**WRITTEN REQUEST**:
Reproduce every line of the material below, but drop the pictures.

Stored records:

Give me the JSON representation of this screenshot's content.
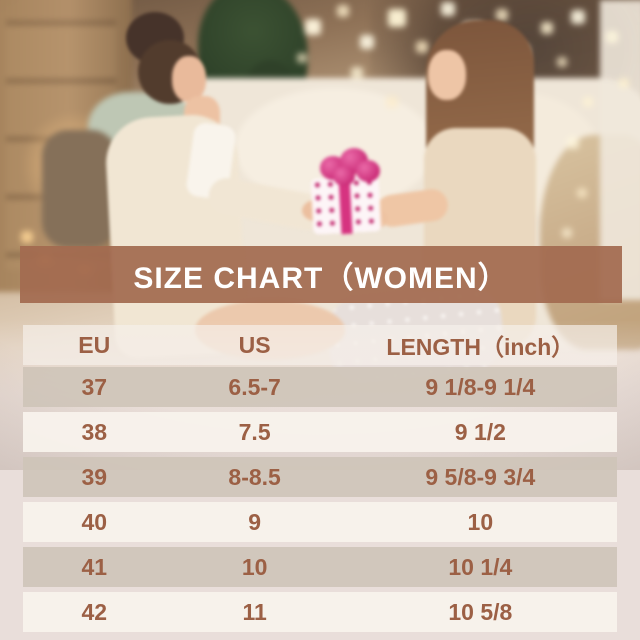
{
  "title_band": {
    "label": "SIZE CHART（WOMEN）"
  },
  "chart_data": {
    "type": "table",
    "title": "SIZE CHART（WOMEN）",
    "columns": [
      "EU",
      "US",
      "LENGTH（inch）"
    ],
    "rows": [
      [
        "37",
        "6.5-7",
        "9 1/8-9 1/4"
      ],
      [
        "38",
        "7.5",
        "9 1/2"
      ],
      [
        "39",
        "8-8.5",
        "9 5/8-9 3/4"
      ],
      [
        "40",
        "9",
        "10"
      ],
      [
        "41",
        "10",
        "10 1/4"
      ],
      [
        "42",
        "11",
        "10 5/8"
      ]
    ],
    "layout_hints": {
      "row_striping": "alternating dark/light bands over photo background",
      "header_style": "translucent light band"
    }
  },
  "photo": {
    "subject": "two-women-exchanging-pink-gift-on-couch-with-warm-bokeh-lights"
  },
  "colors": {
    "title_band_brown": "#a36b50",
    "table_text_brown": "#9c6045",
    "row_dark": "#d2c8bc",
    "row_light": "#f8f2ec",
    "page_background": "#e9deda",
    "gift_pink": "#cb2d78"
  }
}
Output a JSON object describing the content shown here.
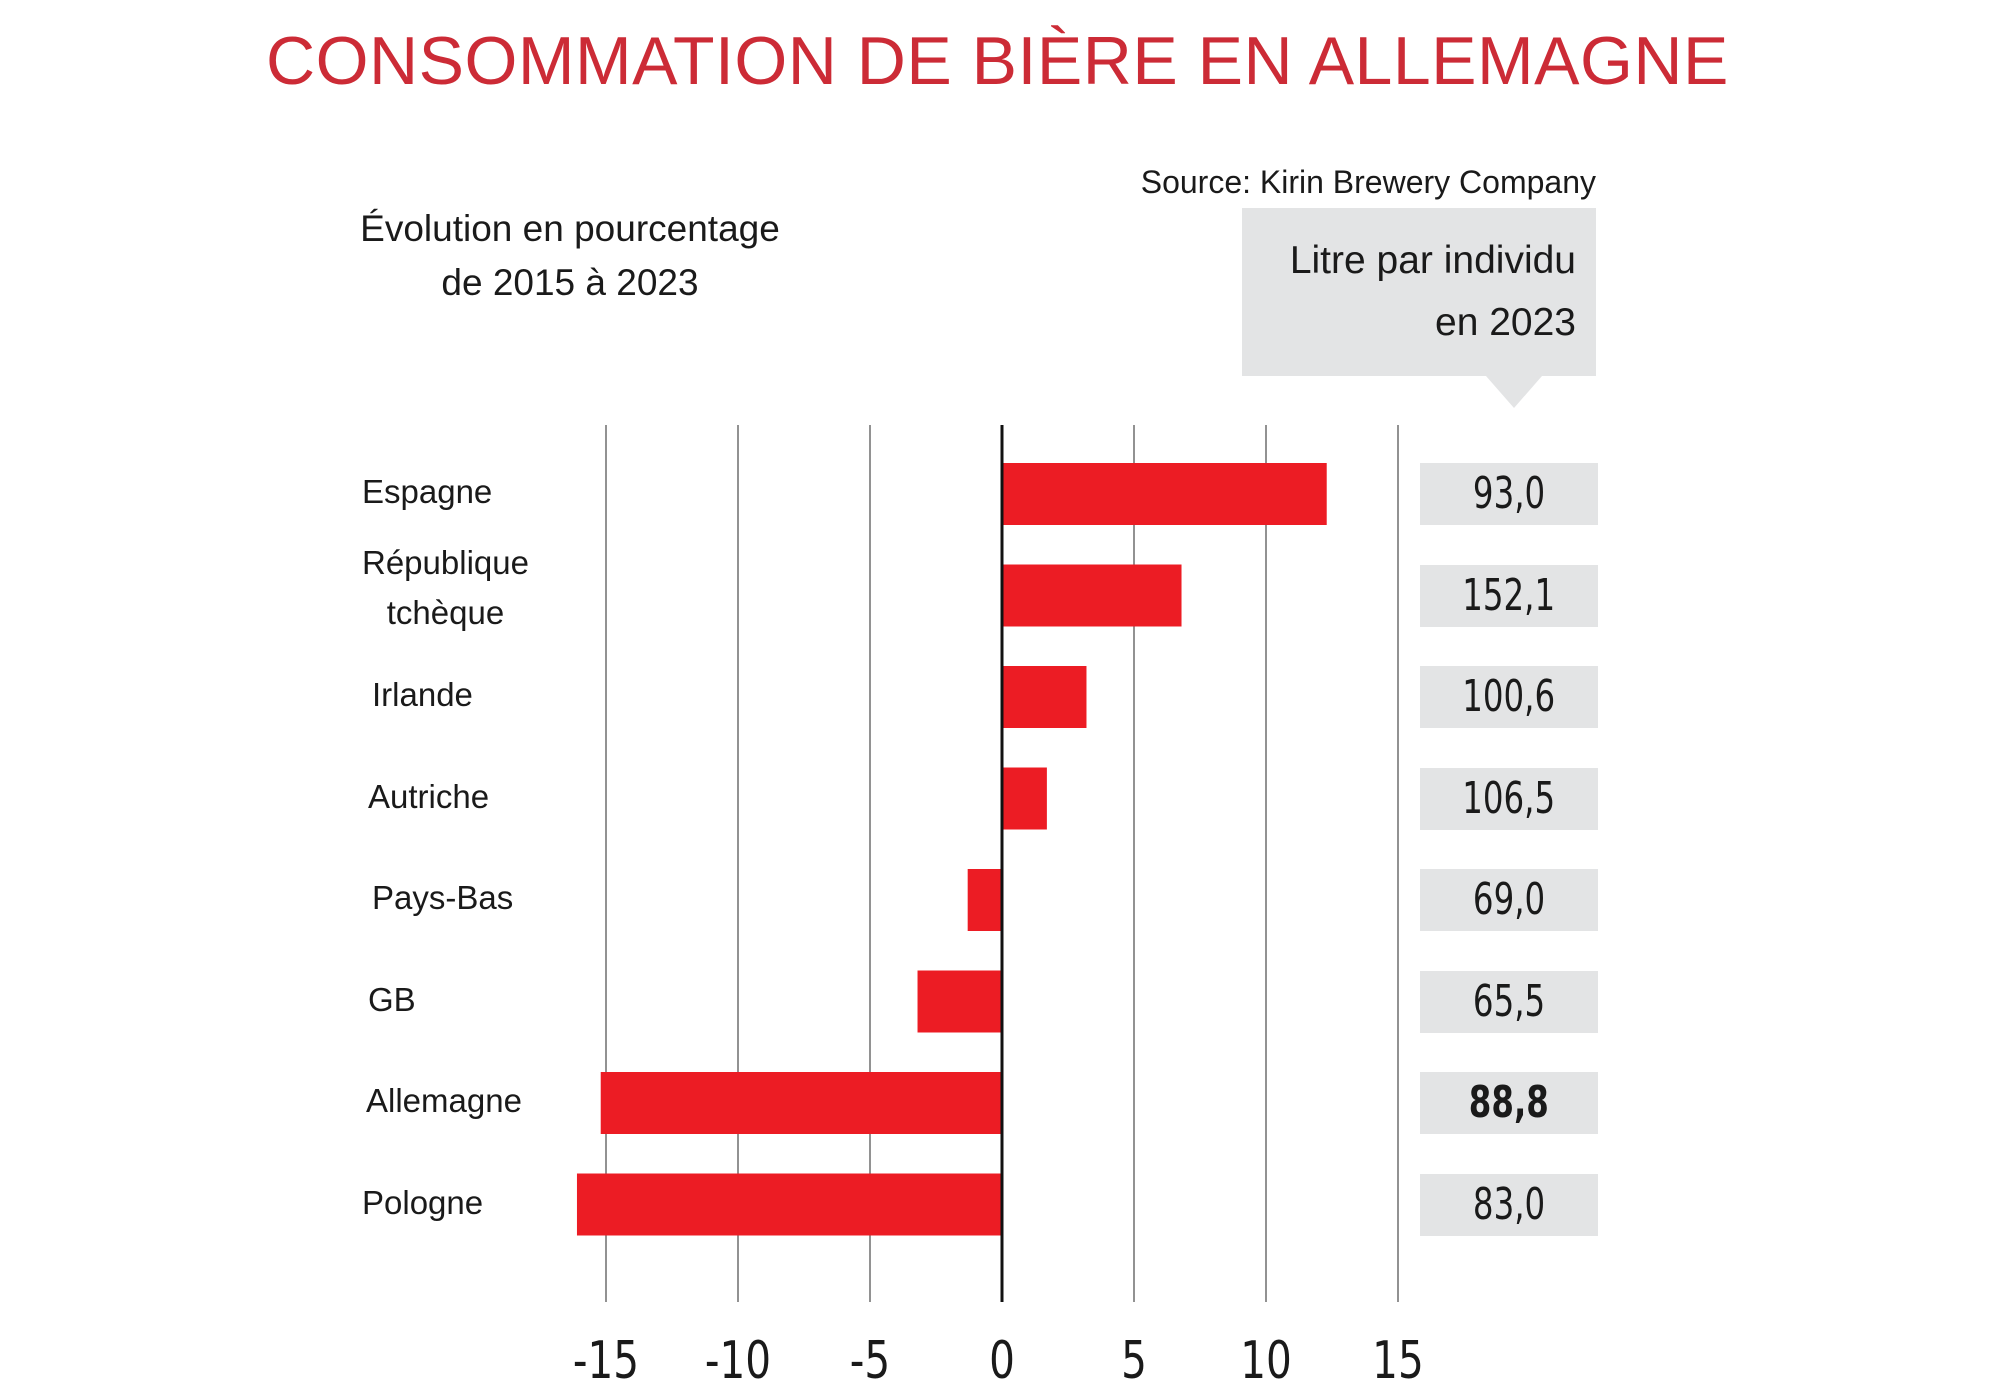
{
  "title": "CONSOMMATION DE BIÈRE EN ALLEMAGNE",
  "source": "Source: Kirin Brewery Company",
  "subtitle_line1": "Évolution en pourcentage",
  "subtitle_line2": "de 2015 à 2023",
  "unit_line1": "Litre par individu",
  "unit_line2": "en 2023",
  "colors": {
    "title": "#cc2b36",
    "bar": "#ec1c24",
    "box": "#e3e4e5",
    "grid": "#777777"
  },
  "chart_data": {
    "type": "bar",
    "orientation": "horizontal",
    "categories": [
      "Espagne",
      "République tchèque",
      "Irlande",
      "Autriche",
      "Pays-Bas",
      "GB",
      "Allemagne",
      "Pologne"
    ],
    "category_lines": [
      [
        "Espagne"
      ],
      [
        "République",
        "tchèque"
      ],
      [
        "Irlande"
      ],
      [
        "Autriche"
      ],
      [
        "Pays-Bas"
      ],
      [
        "GB"
      ],
      [
        "Allemagne"
      ],
      [
        "Pologne"
      ]
    ],
    "values": [
      12.3,
      6.8,
      3.2,
      1.7,
      -1.3,
      -3.2,
      -15.2,
      -16.1
    ],
    "litres_2023": [
      "93,0",
      "152,1",
      "100,6",
      "106,5",
      "69,0",
      "65,5",
      "88,8",
      "83,0"
    ],
    "highlight": "Allemagne",
    "xlim": [
      -15,
      15
    ],
    "xticks": [
      "-15",
      "-10",
      "-5",
      "0",
      "5",
      "10",
      "15"
    ],
    "xtick_values": [
      -15,
      -10,
      -5,
      0,
      5,
      10,
      15
    ],
    "grid": true
  }
}
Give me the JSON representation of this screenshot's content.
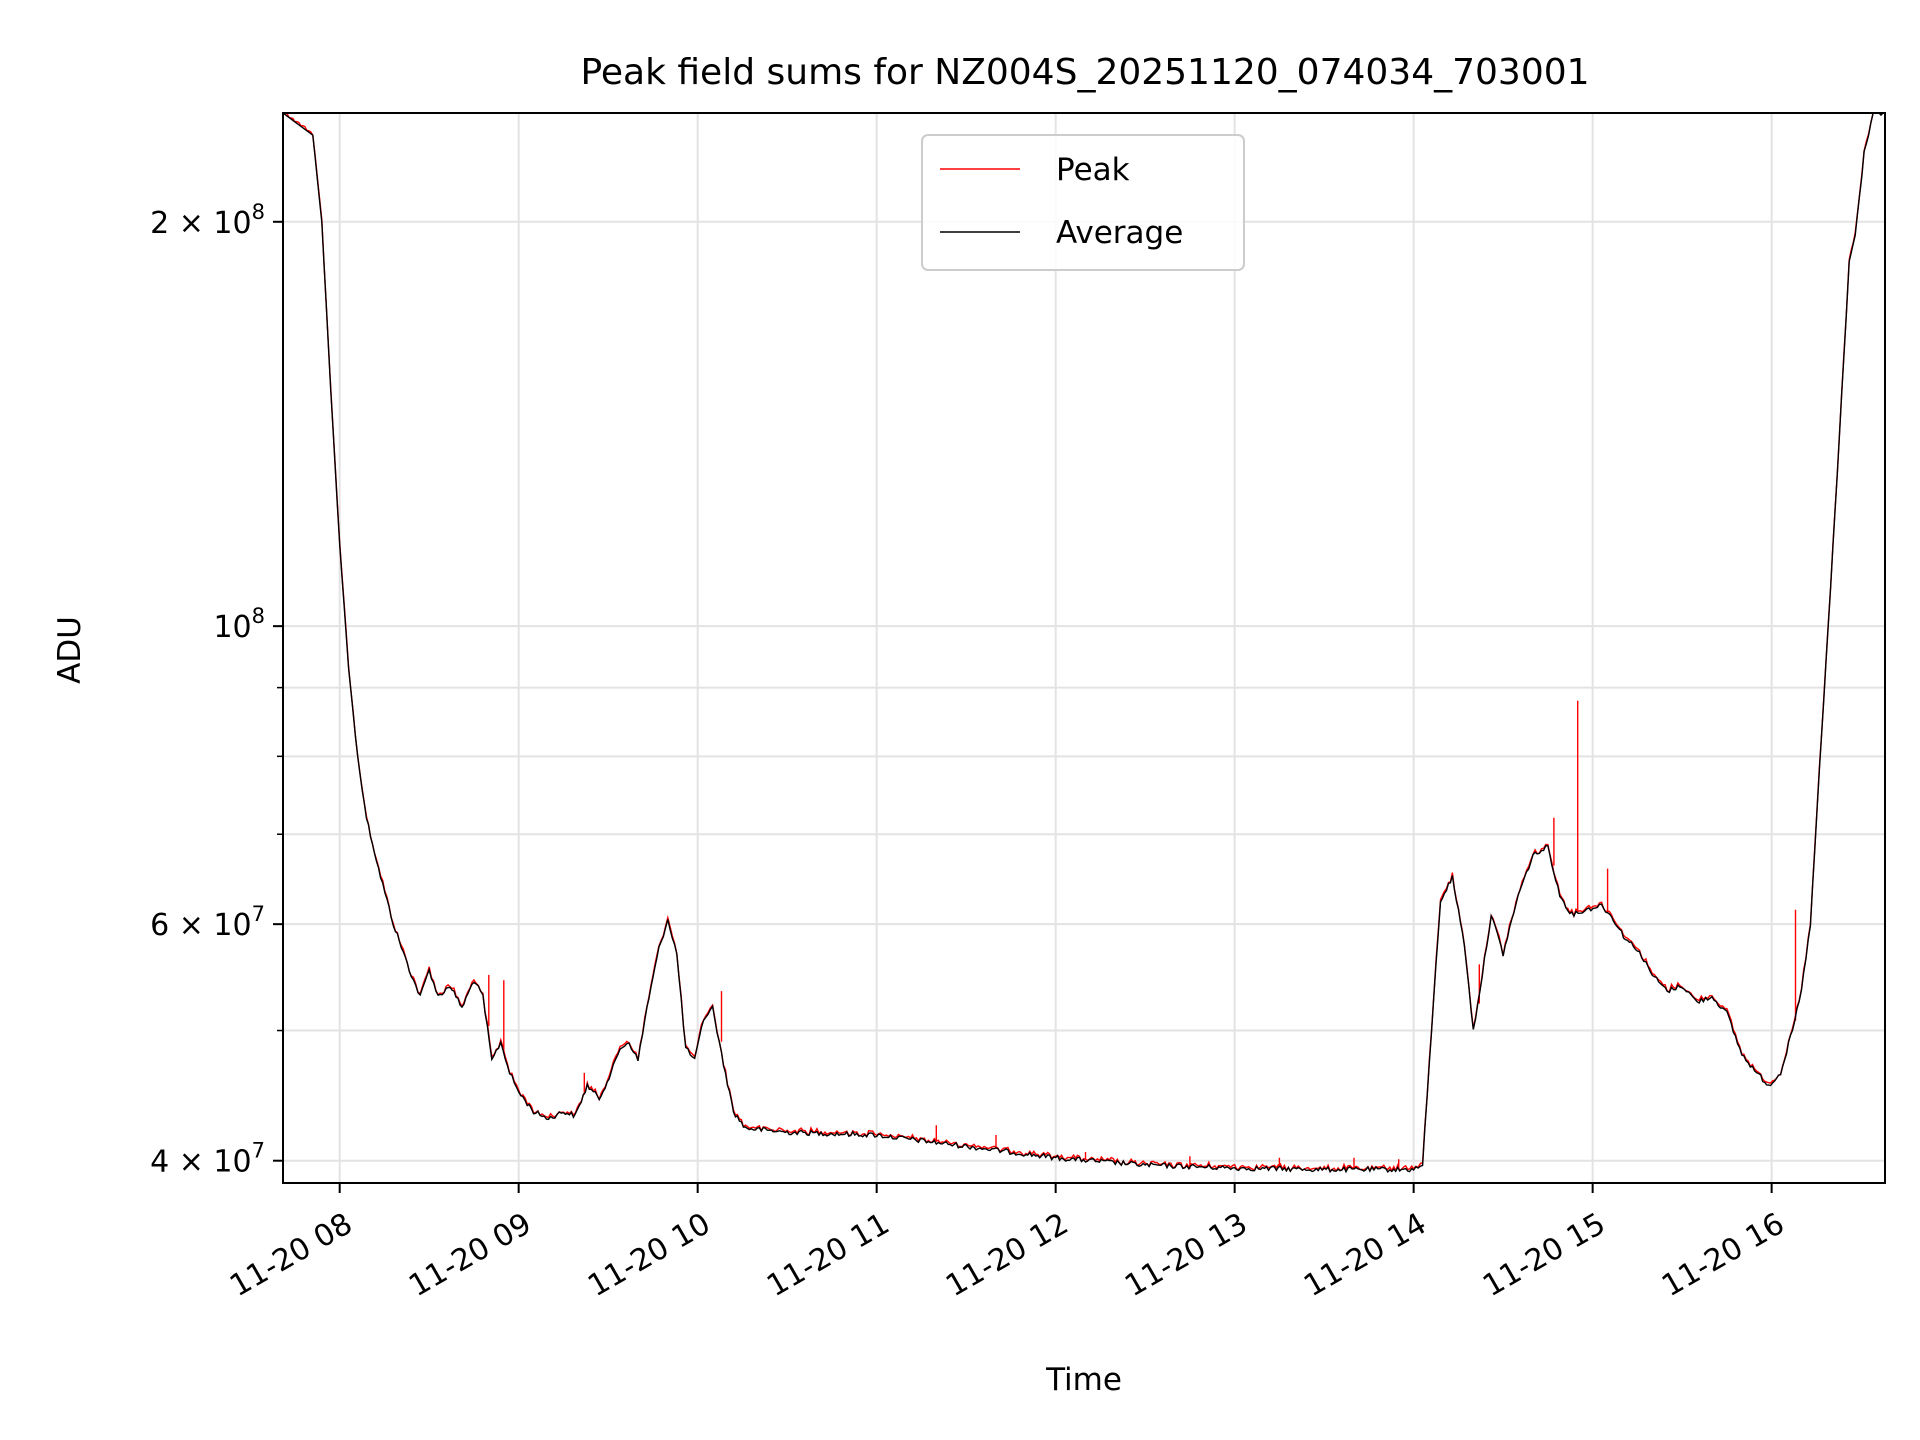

**RESULT**:
Give me the JSON representation of this screenshot's content.
{
  "title_band": {
    "label": "SIZE CHART（WOMEN）"
  },
  "chart_data": {
    "type": "table",
    "title": "SIZE CHART（WOMEN）",
    "columns": [
      "EU",
      "US",
      "LENGTH（inch）"
    ],
    "rows": [
      [
        "37",
        "6.5-7",
        "9 1/8-9 1/4"
      ],
      [
        "38",
        "7.5",
        "9 1/2"
      ],
      [
        "39",
        "8-8.5",
        "9 5/8-9 3/4"
      ],
      [
        "40",
        "9",
        "10"
      ],
      [
        "41",
        "10",
        "10 1/4"
      ],
      [
        "42",
        "11",
        "10 5/8"
      ]
    ],
    "layout_hints": {
      "row_striping": "alternating dark/light bands over photo background",
      "header_style": "translucent light band"
    }
  },
  "photo": {
    "subject": "two-women-exchanging-pink-gift-on-couch-with-warm-bokeh-lights"
  },
  "colors": {
    "title_band_brown": "#a36b50",
    "table_text_brown": "#9c6045",
    "row_dark": "#d2c8bc",
    "row_light": "#f8f2ec",
    "page_background": "#e9deda",
    "gift_pink": "#cb2d78"
  }
}
Output a JSON object describing the content shown here.
{
  "title": "CONSOMMATION DE BIÈRE EN ALLEMAGNE",
  "source": "Source: Kirin Brewery Company",
  "subtitle_line1": "Évolution en pourcentage",
  "subtitle_line2": "de 2015 à 2023",
  "unit_line1": "Litre par individu",
  "unit_line2": "en 2023",
  "colors": {
    "title": "#cc2b36",
    "bar": "#ec1c24",
    "box": "#e3e4e5",
    "grid": "#777777"
  },
  "chart_data": {
    "type": "bar",
    "orientation": "horizontal",
    "categories": [
      "Espagne",
      "République tchèque",
      "Irlande",
      "Autriche",
      "Pays-Bas",
      "GB",
      "Allemagne",
      "Pologne"
    ],
    "category_lines": [
      [
        "Espagne"
      ],
      [
        "République",
        "tchèque"
      ],
      [
        "Irlande"
      ],
      [
        "Autriche"
      ],
      [
        "Pays-Bas"
      ],
      [
        "GB"
      ],
      [
        "Allemagne"
      ],
      [
        "Pologne"
      ]
    ],
    "values": [
      12.3,
      6.8,
      3.2,
      1.7,
      -1.3,
      -3.2,
      -15.2,
      -16.1
    ],
    "litres_2023": [
      "93,0",
      "152,1",
      "100,6",
      "106,5",
      "69,0",
      "65,5",
      "88,8",
      "83,0"
    ],
    "highlight": "Allemagne",
    "xlim": [
      -15,
      15
    ],
    "xticks": [
      "-15",
      "-10",
      "-5",
      "0",
      "5",
      "10",
      "15"
    ],
    "xtick_values": [
      -15,
      -10,
      -5,
      0,
      5,
      10,
      15
    ],
    "grid": true
  }
}
Give me the JSON representation of this screenshot's content.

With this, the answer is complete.